_DATASET CONTENT_:
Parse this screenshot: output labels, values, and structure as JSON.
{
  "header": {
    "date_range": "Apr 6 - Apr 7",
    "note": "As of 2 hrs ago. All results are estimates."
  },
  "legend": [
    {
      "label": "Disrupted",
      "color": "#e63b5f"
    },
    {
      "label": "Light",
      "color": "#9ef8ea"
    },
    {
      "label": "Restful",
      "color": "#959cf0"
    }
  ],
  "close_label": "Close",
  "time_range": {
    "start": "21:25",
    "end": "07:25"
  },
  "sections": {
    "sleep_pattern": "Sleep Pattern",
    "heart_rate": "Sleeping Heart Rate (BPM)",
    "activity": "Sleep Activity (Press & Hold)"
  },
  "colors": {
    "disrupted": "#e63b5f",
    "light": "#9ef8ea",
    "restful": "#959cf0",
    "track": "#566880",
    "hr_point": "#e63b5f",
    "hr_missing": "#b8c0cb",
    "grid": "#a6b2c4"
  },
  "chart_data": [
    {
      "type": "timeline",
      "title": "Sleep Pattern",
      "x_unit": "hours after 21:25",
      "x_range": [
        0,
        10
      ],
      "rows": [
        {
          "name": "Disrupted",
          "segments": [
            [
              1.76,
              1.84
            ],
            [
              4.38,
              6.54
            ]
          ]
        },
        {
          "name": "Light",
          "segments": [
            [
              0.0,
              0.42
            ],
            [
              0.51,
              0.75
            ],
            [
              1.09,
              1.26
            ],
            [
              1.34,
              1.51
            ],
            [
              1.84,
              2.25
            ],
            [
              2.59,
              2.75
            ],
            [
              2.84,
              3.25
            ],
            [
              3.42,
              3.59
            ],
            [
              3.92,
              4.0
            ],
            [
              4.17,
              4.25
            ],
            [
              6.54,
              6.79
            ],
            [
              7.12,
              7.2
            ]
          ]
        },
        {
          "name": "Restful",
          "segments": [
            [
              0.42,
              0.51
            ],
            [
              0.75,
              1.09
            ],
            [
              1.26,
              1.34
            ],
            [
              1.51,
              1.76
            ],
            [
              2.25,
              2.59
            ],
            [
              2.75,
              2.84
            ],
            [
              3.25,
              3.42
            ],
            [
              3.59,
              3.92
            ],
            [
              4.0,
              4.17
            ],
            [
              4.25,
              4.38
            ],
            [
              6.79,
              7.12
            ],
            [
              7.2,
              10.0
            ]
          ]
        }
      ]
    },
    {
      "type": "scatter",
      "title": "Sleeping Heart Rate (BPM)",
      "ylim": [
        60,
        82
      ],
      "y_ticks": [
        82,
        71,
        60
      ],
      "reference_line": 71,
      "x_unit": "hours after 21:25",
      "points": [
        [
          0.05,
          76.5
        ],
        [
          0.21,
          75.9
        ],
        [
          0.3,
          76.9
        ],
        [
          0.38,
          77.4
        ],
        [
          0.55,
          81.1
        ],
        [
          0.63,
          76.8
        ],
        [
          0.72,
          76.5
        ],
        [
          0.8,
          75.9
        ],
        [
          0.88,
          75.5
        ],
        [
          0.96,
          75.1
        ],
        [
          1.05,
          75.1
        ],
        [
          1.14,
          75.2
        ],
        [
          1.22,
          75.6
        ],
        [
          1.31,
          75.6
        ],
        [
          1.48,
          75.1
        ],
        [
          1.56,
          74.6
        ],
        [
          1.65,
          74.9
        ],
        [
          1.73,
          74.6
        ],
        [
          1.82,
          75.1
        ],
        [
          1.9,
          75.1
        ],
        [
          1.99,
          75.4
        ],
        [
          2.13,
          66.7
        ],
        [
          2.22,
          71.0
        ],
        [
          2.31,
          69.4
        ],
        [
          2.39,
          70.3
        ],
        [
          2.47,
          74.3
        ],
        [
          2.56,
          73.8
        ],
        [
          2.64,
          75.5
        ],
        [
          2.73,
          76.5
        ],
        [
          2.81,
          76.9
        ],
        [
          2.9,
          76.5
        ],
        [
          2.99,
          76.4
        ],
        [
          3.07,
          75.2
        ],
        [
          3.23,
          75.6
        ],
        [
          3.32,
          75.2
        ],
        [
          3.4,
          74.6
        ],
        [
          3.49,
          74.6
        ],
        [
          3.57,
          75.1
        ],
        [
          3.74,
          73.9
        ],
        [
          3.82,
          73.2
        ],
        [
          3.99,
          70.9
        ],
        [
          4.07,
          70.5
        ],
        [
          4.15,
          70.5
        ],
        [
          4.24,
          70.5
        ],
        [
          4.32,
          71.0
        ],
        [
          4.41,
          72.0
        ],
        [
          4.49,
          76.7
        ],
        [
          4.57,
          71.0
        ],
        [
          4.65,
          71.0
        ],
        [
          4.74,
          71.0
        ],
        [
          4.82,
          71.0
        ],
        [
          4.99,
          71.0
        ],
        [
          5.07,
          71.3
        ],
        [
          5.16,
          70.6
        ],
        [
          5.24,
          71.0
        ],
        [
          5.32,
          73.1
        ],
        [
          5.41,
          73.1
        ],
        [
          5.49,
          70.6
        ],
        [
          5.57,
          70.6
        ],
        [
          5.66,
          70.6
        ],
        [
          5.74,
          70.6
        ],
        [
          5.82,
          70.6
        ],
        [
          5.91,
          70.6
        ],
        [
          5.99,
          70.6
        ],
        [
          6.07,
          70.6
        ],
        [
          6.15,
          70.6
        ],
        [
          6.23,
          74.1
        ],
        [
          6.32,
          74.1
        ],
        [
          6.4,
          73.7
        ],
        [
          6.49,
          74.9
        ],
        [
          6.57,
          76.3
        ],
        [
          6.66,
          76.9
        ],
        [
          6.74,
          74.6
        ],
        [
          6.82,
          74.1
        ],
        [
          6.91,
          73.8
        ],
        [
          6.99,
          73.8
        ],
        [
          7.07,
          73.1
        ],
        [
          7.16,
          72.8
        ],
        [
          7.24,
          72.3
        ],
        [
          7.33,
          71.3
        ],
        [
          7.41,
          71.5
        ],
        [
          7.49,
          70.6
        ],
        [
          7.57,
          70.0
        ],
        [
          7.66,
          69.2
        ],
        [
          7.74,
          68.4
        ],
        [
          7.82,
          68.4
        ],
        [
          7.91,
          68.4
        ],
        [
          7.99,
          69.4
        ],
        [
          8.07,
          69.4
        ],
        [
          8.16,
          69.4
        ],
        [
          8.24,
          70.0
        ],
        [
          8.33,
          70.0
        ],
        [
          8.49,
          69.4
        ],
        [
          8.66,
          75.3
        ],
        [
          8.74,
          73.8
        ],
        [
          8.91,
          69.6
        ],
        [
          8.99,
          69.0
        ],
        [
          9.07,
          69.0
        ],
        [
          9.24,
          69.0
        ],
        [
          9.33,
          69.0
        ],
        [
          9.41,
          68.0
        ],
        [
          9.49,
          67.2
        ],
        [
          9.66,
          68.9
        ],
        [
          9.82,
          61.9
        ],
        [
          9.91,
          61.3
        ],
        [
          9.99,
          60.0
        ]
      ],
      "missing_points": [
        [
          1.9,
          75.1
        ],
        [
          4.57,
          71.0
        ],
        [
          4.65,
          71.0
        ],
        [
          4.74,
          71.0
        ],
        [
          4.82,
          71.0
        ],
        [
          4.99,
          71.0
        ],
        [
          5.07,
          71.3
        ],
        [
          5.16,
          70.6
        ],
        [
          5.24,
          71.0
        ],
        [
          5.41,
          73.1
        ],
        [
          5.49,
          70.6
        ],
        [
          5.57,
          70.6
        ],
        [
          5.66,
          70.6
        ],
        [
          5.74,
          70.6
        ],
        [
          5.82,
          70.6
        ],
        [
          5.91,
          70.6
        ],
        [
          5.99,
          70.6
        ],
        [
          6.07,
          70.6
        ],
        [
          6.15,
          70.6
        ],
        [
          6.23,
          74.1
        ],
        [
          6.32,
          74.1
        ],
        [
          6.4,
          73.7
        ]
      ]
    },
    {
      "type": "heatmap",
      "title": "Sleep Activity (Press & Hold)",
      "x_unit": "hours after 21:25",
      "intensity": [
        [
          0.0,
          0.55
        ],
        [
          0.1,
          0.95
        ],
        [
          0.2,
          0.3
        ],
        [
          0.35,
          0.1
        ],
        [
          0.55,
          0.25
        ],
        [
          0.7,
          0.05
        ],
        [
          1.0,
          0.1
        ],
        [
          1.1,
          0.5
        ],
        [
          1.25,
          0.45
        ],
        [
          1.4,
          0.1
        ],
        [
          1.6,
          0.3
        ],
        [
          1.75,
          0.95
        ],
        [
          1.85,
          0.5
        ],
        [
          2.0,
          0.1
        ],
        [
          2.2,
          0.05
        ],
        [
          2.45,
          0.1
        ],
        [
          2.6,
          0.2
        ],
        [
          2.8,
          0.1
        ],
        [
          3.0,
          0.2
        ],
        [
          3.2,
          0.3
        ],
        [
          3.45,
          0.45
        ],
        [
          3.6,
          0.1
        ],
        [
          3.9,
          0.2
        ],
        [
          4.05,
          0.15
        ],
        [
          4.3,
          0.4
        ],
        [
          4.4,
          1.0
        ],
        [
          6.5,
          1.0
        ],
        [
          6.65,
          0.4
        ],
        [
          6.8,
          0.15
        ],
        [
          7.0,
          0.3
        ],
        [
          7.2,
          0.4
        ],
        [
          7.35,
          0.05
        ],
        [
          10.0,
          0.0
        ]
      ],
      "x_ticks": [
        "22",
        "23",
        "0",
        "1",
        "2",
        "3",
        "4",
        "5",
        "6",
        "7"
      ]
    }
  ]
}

_WHAT THE TASK ASKS_: Find all the lines containing "Sleeping" in the material, then copy them.

_EXERCISE ANSWER_:
    "heart_rate": "Sleeping Heart Rate (BPM)",
      "title": "Sleeping Heart Rate (BPM)",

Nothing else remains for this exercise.